__THE REQUEST__: Copy each line that contains the word "lvadmin".

(Dataset excerpts)
•••

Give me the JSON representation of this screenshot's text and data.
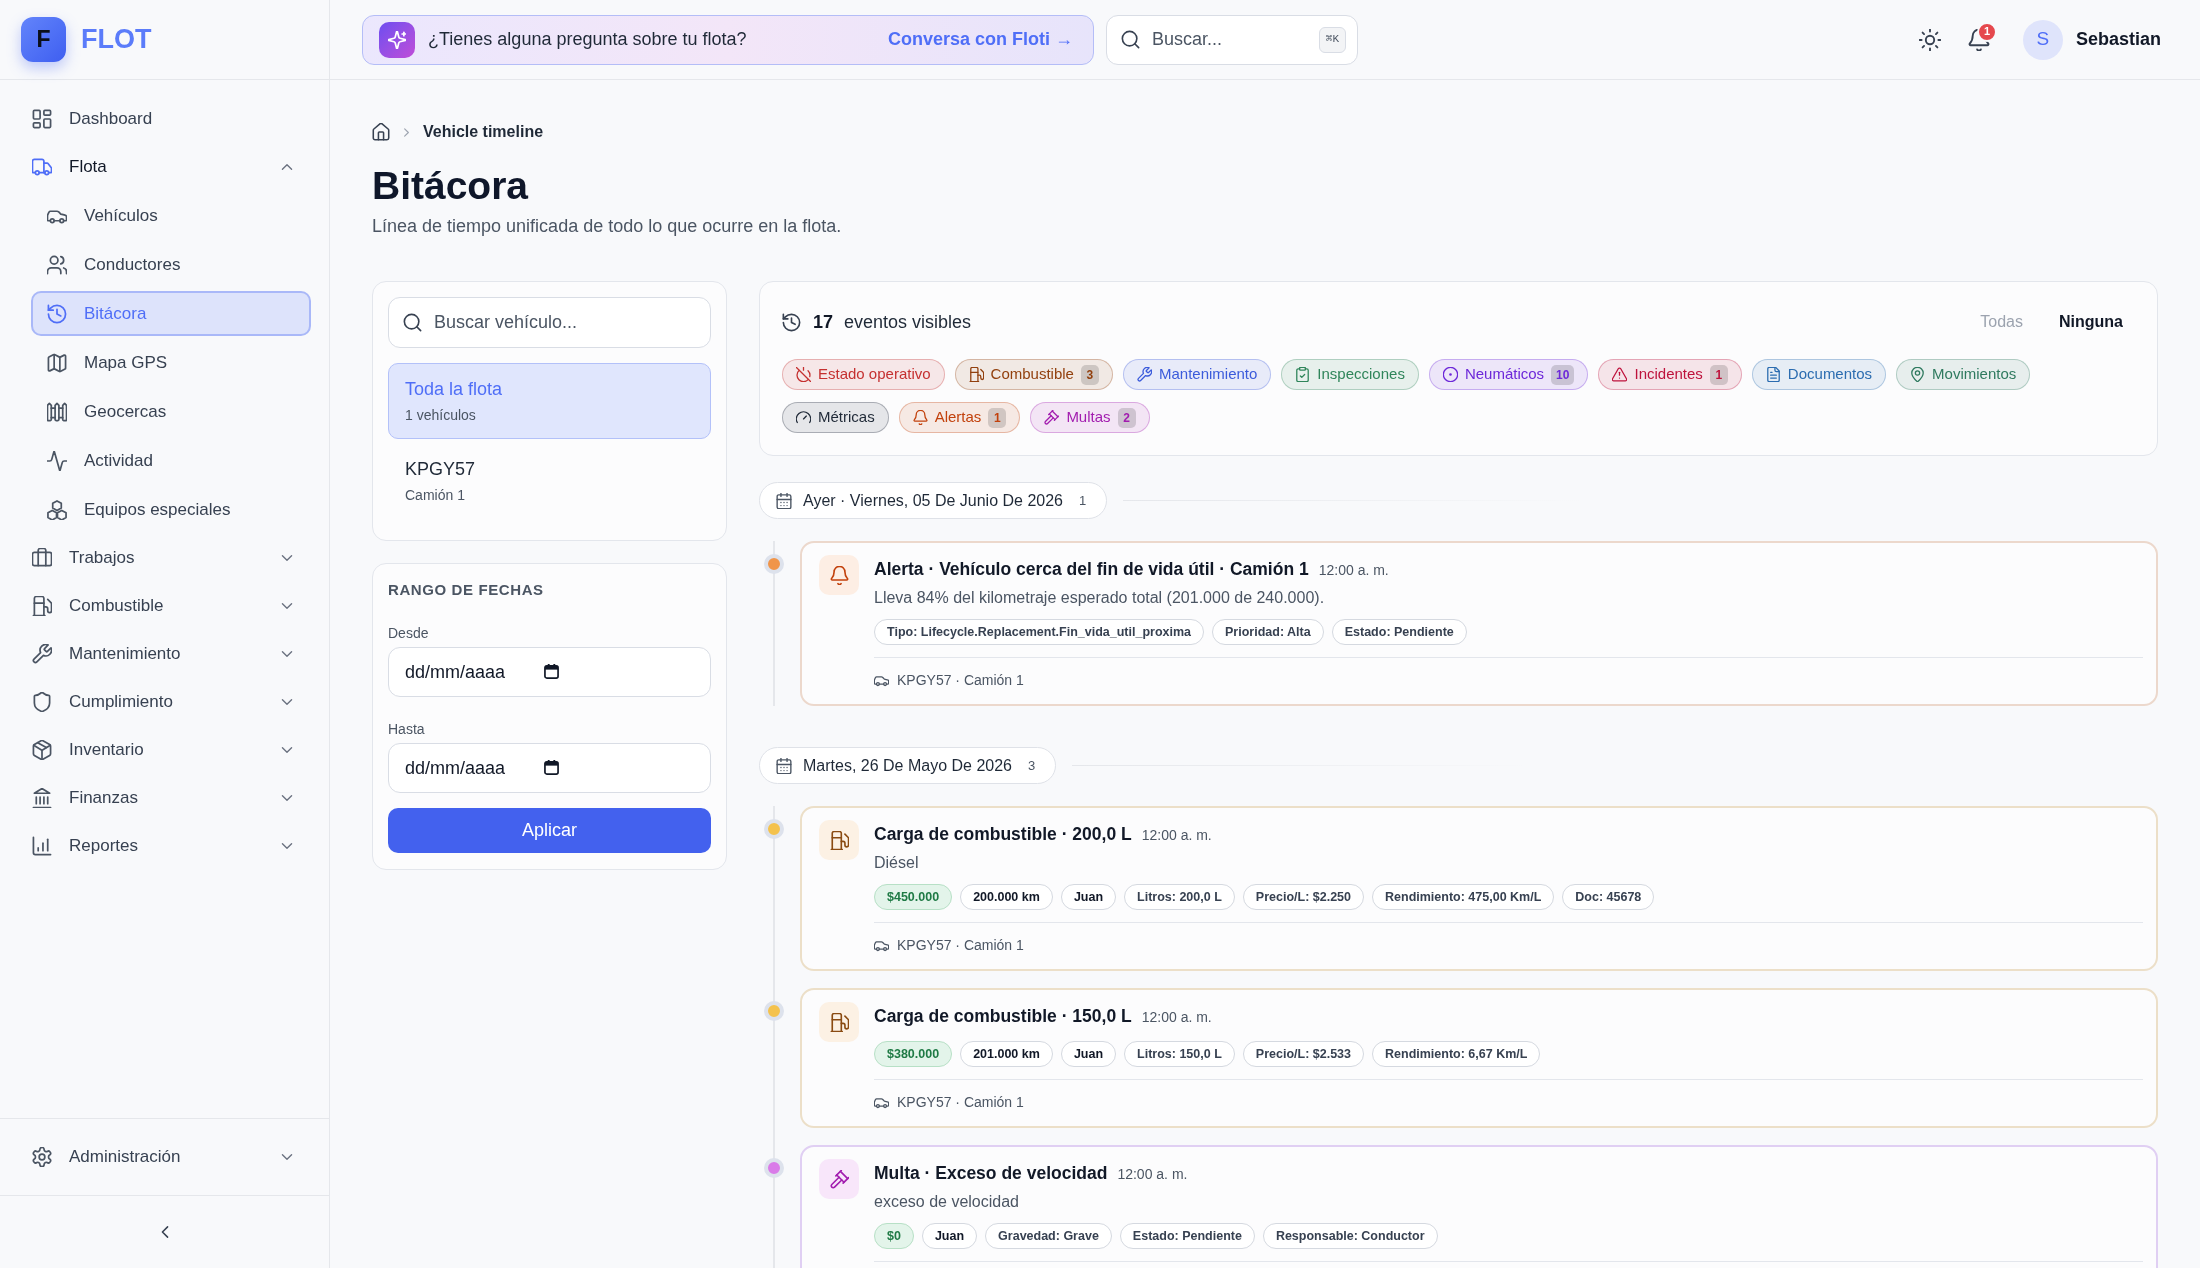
{
  "sidebar": {
    "logo": {
      "letter": "F",
      "name": "FLOT"
    },
    "items": [
      {
        "label": "Dashboard",
        "selected": false
      },
      {
        "label": "Flota",
        "selected": false,
        "expanded": true,
        "children": [
          {
            "label": "Vehículos",
            "selected": false
          },
          {
            "label": "Conductores",
            "selected": false
          },
          {
            "label": "Bitácora",
            "selected": true
          },
          {
            "label": "Mapa GPS",
            "selected": false
          },
          {
            "label": "Geocercas",
            "selected": false
          },
          {
            "label": "Actividad",
            "selected": false
          },
          {
            "label": "Equipos especiales",
            "selected": false
          }
        ]
      },
      {
        "label": "Trabajos",
        "selected": false,
        "expanded": false
      },
      {
        "label": "Combustible",
        "selected": false,
        "expanded": false
      },
      {
        "label": "Mantenimiento",
        "selected": false,
        "expanded": false
      },
      {
        "label": "Cumplimiento",
        "selected": false,
        "expanded": false
      },
      {
        "label": "Inventario",
        "selected": false,
        "expanded": false
      },
      {
        "label": "Finanzas",
        "selected": false,
        "expanded": false
      },
      {
        "label": "Reportes",
        "selected": false,
        "expanded": false
      }
    ],
    "footer_item": {
      "label": "Administración",
      "expanded": false
    }
  },
  "top_bar": {
    "assistant_banner": {
      "text": "¿Tienes alguna pregunta sobre tu flota?",
      "link": "Conversa con Floti →"
    },
    "search": {
      "placeholder": "Buscar...",
      "shortcut": "⌘K"
    },
    "notifications": {
      "count": "1"
    },
    "user": {
      "initial": "S",
      "name": "Sebastian"
    }
  },
  "breadcrumb": {
    "current": "Vehicle timeline"
  },
  "page": {
    "title": "Bitácora",
    "subtitle": "Línea de tiempo unificada de todo lo que ocurre en la flota."
  },
  "vehicle_panel": {
    "search": {
      "placeholder": "Buscar vehículo..."
    },
    "vehicles": [
      {
        "title": "Toda la flota",
        "subtitle": "1 vehículos",
        "selected": true
      },
      {
        "title": "KPGY57",
        "subtitle": "Camión 1",
        "selected": false
      }
    ]
  },
  "date_range": {
    "title": "RANGO DE FECHAS",
    "fields": [
      {
        "label": "Desde",
        "placeholder": "dd/mm/aaaa"
      },
      {
        "label": "Hasta",
        "placeholder": "dd/mm/aaaa"
      }
    ],
    "apply_button": "Aplicar"
  },
  "filters": {
    "count": "17",
    "count_label": "eventos visibles",
    "actions": [
      {
        "label": "Todas",
        "disabled": true
      },
      {
        "label": "Ninguna",
        "disabled": false
      }
    ],
    "chips": [
      {
        "label": "Estado operativo",
        "color": "#c53030",
        "on": true
      },
      {
        "label": "Combustible",
        "color": "#92400e",
        "count": "3",
        "on": true
      },
      {
        "label": "Mantenimiento",
        "color": "#3b5bdb",
        "on": true
      },
      {
        "label": "Inspecciones",
        "color": "#2f855a",
        "on": true
      },
      {
        "label": "Neumáticos",
        "color": "#6d28d9",
        "count": "10",
        "on": true
      },
      {
        "label": "Incidentes",
        "color": "#be123c",
        "count": "1",
        "on": true
      },
      {
        "label": "Documentos",
        "color": "#2b6cb0",
        "on": true
      },
      {
        "label": "Movimientos",
        "color": "#2f7a5f",
        "on": true
      },
      {
        "label": "Métricas",
        "color": "#1f2937",
        "on": true
      },
      {
        "label": "Alertas",
        "color": "#c2410c",
        "count": "1",
        "on": true
      },
      {
        "label": "Multas",
        "color": "#a21caf",
        "count": "2",
        "on": true
      }
    ]
  },
  "timeline": [
    {
      "date": "Ayer · Viernes, 05 De Junio De 2026",
      "count": "1",
      "events": [
        {
          "kind": "alert",
          "color": "#f0954a",
          "title": "Alerta · Vehículo cerca del fin de vida útil · Camión 1",
          "time": "12:00 a. m.",
          "description": "Lleva 84% del kilometraje esperado total (201.000 de 240.000).",
          "tags": [
            {
              "text": "Tipo: Lifecycle.Replacement.Fin_vida_util_proxima",
              "kind": "field"
            },
            {
              "text": "Prioridad: Alta",
              "kind": "field"
            },
            {
              "text": "Estado: Pendiente",
              "kind": "field"
            }
          ],
          "vehicle": "KPGY57 · Camión 1"
        }
      ]
    },
    {
      "date": "Martes, 26 De Mayo De 2026",
      "count": "3",
      "events": [
        {
          "kind": "fuel",
          "color": "#f4c24d",
          "title": "Carga de combustible · 200,0 L",
          "time": "12:00 a. m.",
          "description": "Diésel",
          "tags": [
            {
              "text": "$450.000",
              "kind": "amount"
            },
            {
              "text": "200.000 km",
              "kind": "plain"
            },
            {
              "text": "Juan",
              "kind": "plain"
            },
            {
              "text": "Litros: 200,0 L",
              "kind": "field"
            },
            {
              "text": "Precio/L: $2.250",
              "kind": "field"
            },
            {
              "text": "Rendimiento: 475,00 Km/L",
              "kind": "field"
            },
            {
              "text": "Doc: 45678",
              "kind": "field"
            }
          ],
          "vehicle": "KPGY57 · Camión 1"
        },
        {
          "kind": "fuel",
          "color": "#f4c24d",
          "title": "Carga de combustible · 150,0 L",
          "time": "12:00 a. m.",
          "tags": [
            {
              "text": "$380.000",
              "kind": "amount"
            },
            {
              "text": "201.000 km",
              "kind": "plain"
            },
            {
              "text": "Juan",
              "kind": "plain"
            },
            {
              "text": "Litros: 150,0 L",
              "kind": "field"
            },
            {
              "text": "Precio/L: $2.533",
              "kind": "field"
            },
            {
              "text": "Rendimiento: 6,67 Km/L",
              "kind": "field"
            }
          ],
          "vehicle": "KPGY57 · Camión 1"
        },
        {
          "kind": "fine",
          "color": "#d97be8",
          "title": "Multa · Exceso de velocidad",
          "time": "12:00 a. m.",
          "description": "exceso de velocidad",
          "tags": [
            {
              "text": "$0",
              "kind": "amount"
            },
            {
              "text": "Juan",
              "kind": "plain"
            },
            {
              "text": "Gravedad: Grave",
              "kind": "field"
            },
            {
              "text": "Estado: Pendiente",
              "kind": "field"
            },
            {
              "text": "Responsable: Conductor",
              "kind": "field"
            }
          ]
        }
      ]
    }
  ]
}
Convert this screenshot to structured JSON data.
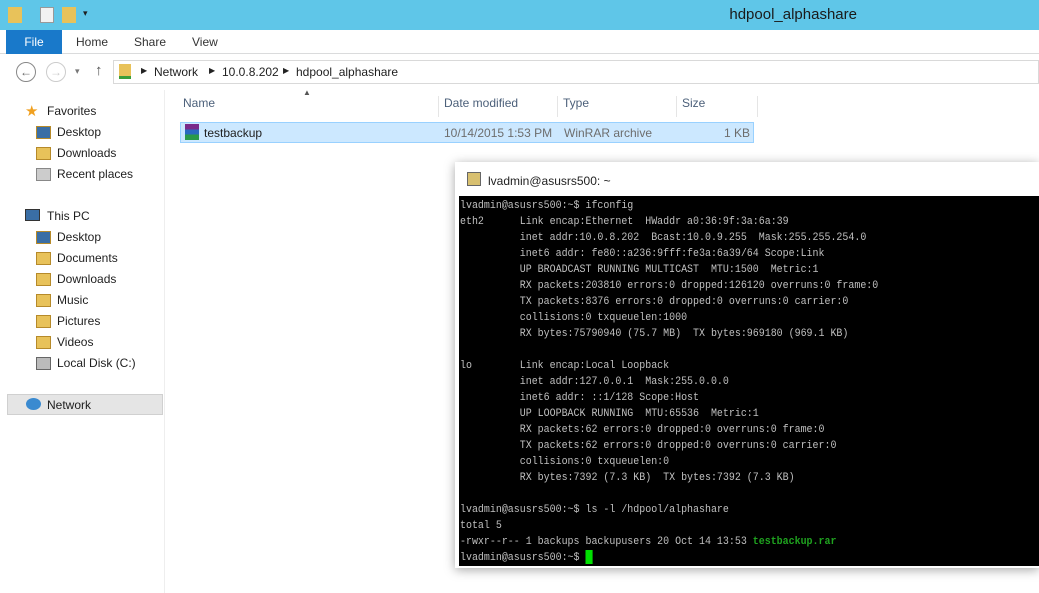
{
  "window": {
    "title": "hdpool_alphashare"
  },
  "ribbon": {
    "tabs": [
      "File",
      "Home",
      "Share",
      "View"
    ]
  },
  "address": {
    "crumbs": [
      "Network",
      "10.0.8.202",
      "hdpool_alphashare"
    ]
  },
  "sidebar": {
    "favorites": {
      "label": "Favorites",
      "items": [
        "Desktop",
        "Downloads",
        "Recent places"
      ]
    },
    "this_pc": {
      "label": "This PC",
      "items": [
        "Desktop",
        "Documents",
        "Downloads",
        "Music",
        "Pictures",
        "Videos",
        "Local Disk (C:)"
      ]
    },
    "network": "Network"
  },
  "columns": [
    "Name",
    "Date modified",
    "Type",
    "Size"
  ],
  "files": [
    {
      "name": "testbackup",
      "date": "10/14/2015 1:53 PM",
      "type": "WinRAR archive",
      "size": "1 KB"
    }
  ],
  "terminal": {
    "title": "lvadmin@asusrs500: ~",
    "lines": [
      "lvadmin@asusrs500:~$ ifconfig",
      "eth2      Link encap:Ethernet  HWaddr a0:36:9f:3a:6a:39",
      "          inet addr:10.0.8.202  Bcast:10.0.9.255  Mask:255.255.254.0",
      "          inet6 addr: fe80::a236:9fff:fe3a:6a39/64 Scope:Link",
      "          UP BROADCAST RUNNING MULTICAST  MTU:1500  Metric:1",
      "          RX packets:203810 errors:0 dropped:126120 overruns:0 frame:0",
      "          TX packets:8376 errors:0 dropped:0 overruns:0 carrier:0",
      "          collisions:0 txqueuelen:1000",
      "          RX bytes:75790940 (75.7 MB)  TX bytes:969180 (969.1 KB)",
      "",
      "lo        Link encap:Local Loopback",
      "          inet addr:127.0.0.1  Mask:255.0.0.0",
      "          inet6 addr: ::1/128 Scope:Host",
      "          UP LOOPBACK RUNNING  MTU:65536  Metric:1",
      "          RX packets:62 errors:0 dropped:0 overruns:0 frame:0",
      "          TX packets:62 errors:0 dropped:0 overruns:0 carrier:0",
      "          collisions:0 txqueuelen:0",
      "          RX bytes:7392 (7.3 KB)  TX bytes:7392 (7.3 KB)",
      "",
      "lvadmin@asusrs500:~$ ls -l /hdpool/alphashare",
      "total 5"
    ],
    "ls_prefix": "-rwxr--r-- 1 backups backupusers 20 Oct 14 13:53 ",
    "ls_file": "testbackup.rar",
    "prompt": "lvadmin@asusrs500:~$ "
  }
}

•••

__SOLUTION__:
    "title": "lvadmin@asusrs500: ~",
      "lvadmin@asusrs500:~$ ifconfig",
      "lvadmin@asusrs500:~$ ls -l /hdpool/alphashare",
    "prompt": "lvadmin@asusrs500:~$ "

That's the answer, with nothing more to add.